What is asked
Transcribe the records in full, keeping every character as it is.

═══

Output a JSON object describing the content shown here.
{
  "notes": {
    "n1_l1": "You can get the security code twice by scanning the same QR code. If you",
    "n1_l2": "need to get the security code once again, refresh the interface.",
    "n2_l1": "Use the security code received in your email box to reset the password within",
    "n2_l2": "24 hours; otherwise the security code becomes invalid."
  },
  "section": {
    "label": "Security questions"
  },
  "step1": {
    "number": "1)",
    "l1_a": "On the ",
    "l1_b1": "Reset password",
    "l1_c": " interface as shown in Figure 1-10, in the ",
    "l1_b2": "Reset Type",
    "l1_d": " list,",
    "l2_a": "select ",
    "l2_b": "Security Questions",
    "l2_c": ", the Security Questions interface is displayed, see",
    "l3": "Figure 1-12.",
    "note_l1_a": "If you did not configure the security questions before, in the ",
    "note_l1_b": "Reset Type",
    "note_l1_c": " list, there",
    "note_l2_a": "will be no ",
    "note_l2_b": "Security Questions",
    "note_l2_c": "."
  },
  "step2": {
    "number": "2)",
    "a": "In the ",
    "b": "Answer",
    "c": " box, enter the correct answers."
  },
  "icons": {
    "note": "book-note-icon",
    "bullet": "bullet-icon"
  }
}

═══

Complete output
Output a JSON object describing the content shown here.
{
  "notes": {
    "n1_l1": "You can get the security code twice by scanning the same QR code. If you",
    "n1_l2": "need to get the security code once again, refresh the interface.",
    "n2_l1": "Use the security code received in your email box to reset the password within",
    "n2_l2": "24 hours; otherwise the security code becomes invalid."
  },
  "section": {
    "label": "Security questions"
  },
  "step1": {
    "number": "1)",
    "l1_a": "On the ",
    "l1_b1": "Reset password",
    "l1_c": " interface as shown in Figure 1-10, in the ",
    "l1_b2": "Reset Type",
    "l1_d": " list,",
    "l2_a": "select ",
    "l2_b": "Security Questions",
    "l2_c": ", the Security Questions interface is displayed, see",
    "l3": "Figure 1-12.",
    "note_l1_a": "If you did not configure the security questions before, in the ",
    "note_l1_b": "Reset Type",
    "note_l1_c": " list, there",
    "note_l2_a": "will be no ",
    "note_l2_b": "Security Questions",
    "note_l2_c": "."
  },
  "step2": {
    "number": "2)",
    "a": "In the ",
    "b": "Answer",
    "c": " box, enter the correct answers."
  },
  "icons": {
    "note": "book-note-icon",
    "bullet": "bullet-icon"
  }
}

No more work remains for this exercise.